(Data listing)
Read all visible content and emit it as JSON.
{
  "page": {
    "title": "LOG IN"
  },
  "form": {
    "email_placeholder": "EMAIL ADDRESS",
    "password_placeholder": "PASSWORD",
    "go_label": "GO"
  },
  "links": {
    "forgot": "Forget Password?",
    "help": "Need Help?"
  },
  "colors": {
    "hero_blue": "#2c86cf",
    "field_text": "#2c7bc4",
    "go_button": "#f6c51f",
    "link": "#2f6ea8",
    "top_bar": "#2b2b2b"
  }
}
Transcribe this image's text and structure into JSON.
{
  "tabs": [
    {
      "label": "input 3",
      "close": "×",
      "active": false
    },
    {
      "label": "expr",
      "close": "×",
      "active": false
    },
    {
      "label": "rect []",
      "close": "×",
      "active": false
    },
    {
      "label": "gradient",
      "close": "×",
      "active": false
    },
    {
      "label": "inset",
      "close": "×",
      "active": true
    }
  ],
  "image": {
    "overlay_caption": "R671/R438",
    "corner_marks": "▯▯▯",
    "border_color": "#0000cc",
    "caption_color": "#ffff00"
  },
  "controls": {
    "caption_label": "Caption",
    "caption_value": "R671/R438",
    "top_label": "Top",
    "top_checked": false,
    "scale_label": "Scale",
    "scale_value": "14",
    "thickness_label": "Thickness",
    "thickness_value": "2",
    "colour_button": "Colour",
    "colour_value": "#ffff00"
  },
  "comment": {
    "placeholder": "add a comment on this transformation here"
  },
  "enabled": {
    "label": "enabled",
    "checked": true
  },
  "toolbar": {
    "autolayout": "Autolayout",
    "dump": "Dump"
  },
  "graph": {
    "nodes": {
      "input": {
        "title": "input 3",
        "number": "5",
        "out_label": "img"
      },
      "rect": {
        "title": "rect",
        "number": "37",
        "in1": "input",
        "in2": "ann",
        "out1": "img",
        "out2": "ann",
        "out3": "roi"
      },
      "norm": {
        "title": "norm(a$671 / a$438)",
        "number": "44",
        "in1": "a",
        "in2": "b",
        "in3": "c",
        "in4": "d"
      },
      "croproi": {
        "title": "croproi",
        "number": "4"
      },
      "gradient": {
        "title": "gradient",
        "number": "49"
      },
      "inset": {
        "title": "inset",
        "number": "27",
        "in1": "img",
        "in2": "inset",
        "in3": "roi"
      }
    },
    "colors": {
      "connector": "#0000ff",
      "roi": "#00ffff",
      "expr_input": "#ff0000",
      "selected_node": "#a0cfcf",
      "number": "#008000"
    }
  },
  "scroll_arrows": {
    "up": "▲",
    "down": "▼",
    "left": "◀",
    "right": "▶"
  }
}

• **Problem requirements**: Reproduce every entry shown above, precisely as it stands.

• **In response**:
Read all visible content and emit it as JSON.
{
  "page": {
    "title": "LOG IN"
  },
  "form": {
    "email_placeholder": "EMAIL ADDRESS",
    "password_placeholder": "PASSWORD",
    "go_label": "GO"
  },
  "links": {
    "forgot": "Forget Password?",
    "help": "Need Help?"
  },
  "colors": {
    "hero_blue": "#2c86cf",
    "field_text": "#2c7bc4",
    "go_button": "#f6c51f",
    "link": "#2f6ea8",
    "top_bar": "#2b2b2b"
  }
}
Transcribe this image's text and structure into JSON.
{
  "tabs": [
    {
      "label": "input 3",
      "close": "×",
      "active": false
    },
    {
      "label": "expr",
      "close": "×",
      "active": false
    },
    {
      "label": "rect []",
      "close": "×",
      "active": false
    },
    {
      "label": "gradient",
      "close": "×",
      "active": false
    },
    {
      "label": "inset",
      "close": "×",
      "active": true
    }
  ],
  "image": {
    "overlay_caption": "R671/R438",
    "corner_marks": "▯▯▯",
    "border_color": "#0000cc",
    "caption_color": "#ffff00"
  },
  "controls": {
    "caption_label": "Caption",
    "caption_value": "R671/R438",
    "top_label": "Top",
    "top_checked": false,
    "scale_label": "Scale",
    "scale_value": "14",
    "thickness_label": "Thickness",
    "thickness_value": "2",
    "colour_button": "Colour",
    "colour_value": "#ffff00"
  },
  "comment": {
    "placeholder": "add a comment on this transformation here"
  },
  "enabled": {
    "label": "enabled",
    "checked": true
  },
  "toolbar": {
    "autolayout": "Autolayout",
    "dump": "Dump"
  },
  "graph": {
    "nodes": {
      "input": {
        "title": "input 3",
        "number": "5",
        "out_label": "img"
      },
      "rect": {
        "title": "rect",
        "number": "37",
        "in1": "input",
        "in2": "ann",
        "out1": "img",
        "out2": "ann",
        "out3": "roi"
      },
      "norm": {
        "title": "norm(a$671 / a$438)",
        "number": "44",
        "in1": "a",
        "in2": "b",
        "in3": "c",
        "in4": "d"
      },
      "croproi": {
        "title": "croproi",
        "number": "4"
      },
      "gradient": {
        "title": "gradient",
        "number": "49"
      },
      "inset": {
        "title": "inset",
        "number": "27",
        "in1": "img",
        "in2": "inset",
        "in3": "roi"
      }
    },
    "colors": {
      "connector": "#0000ff",
      "roi": "#00ffff",
      "expr_input": "#ff0000",
      "selected_node": "#a0cfcf",
      "number": "#008000"
    }
  },
  "scroll_arrows": {
    "up": "▲",
    "down": "▼",
    "left": "◀",
    "right": "▶"
  }
}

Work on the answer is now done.